- Required task -
Go through the data below and copy it exactly, skipping every picture.

- Information shown -
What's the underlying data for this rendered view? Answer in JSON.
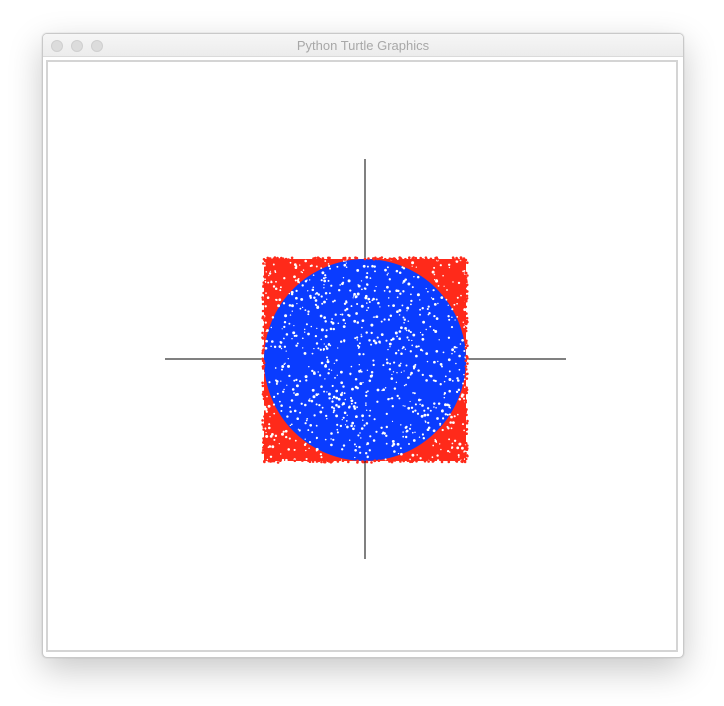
{
  "window": {
    "title": "Python Turtle Graphics"
  },
  "drawing": {
    "square_color": "#ff2a1a",
    "circle_color": "#0a3cff",
    "axis_color": "#000000",
    "background_color": "#ffffff"
  }
}
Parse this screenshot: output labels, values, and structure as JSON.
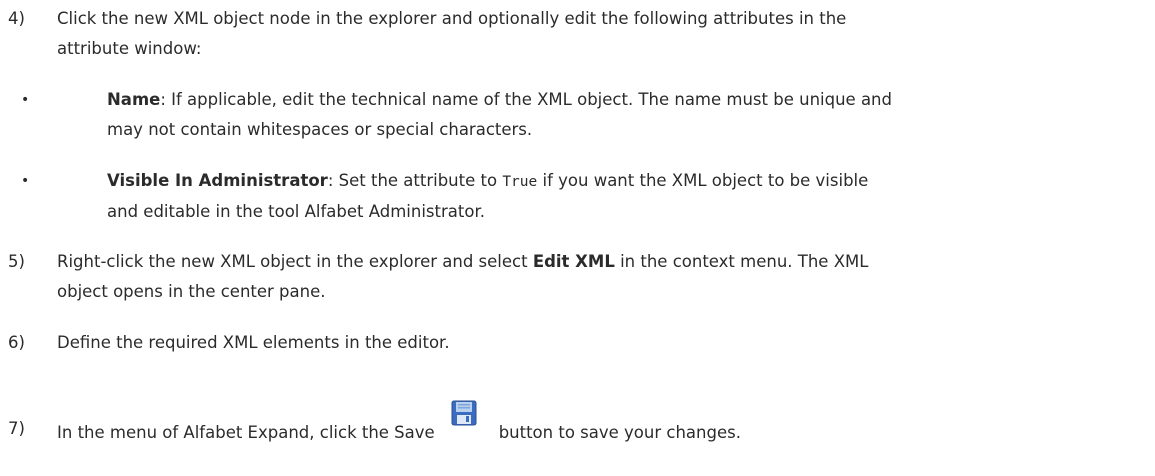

- Output of the task -
What's the underlying data for this rendered view? Answer in JSON.
{
  "window": {
    "title": "Python Turtle Graphics"
  },
  "drawing": {
    "square_color": "#ff2a1a",
    "circle_color": "#0a3cff",
    "axis_color": "#000000",
    "background_color": "#ffffff"
  }
}
Parse this screenshot: output labels, values, and structure as JSON.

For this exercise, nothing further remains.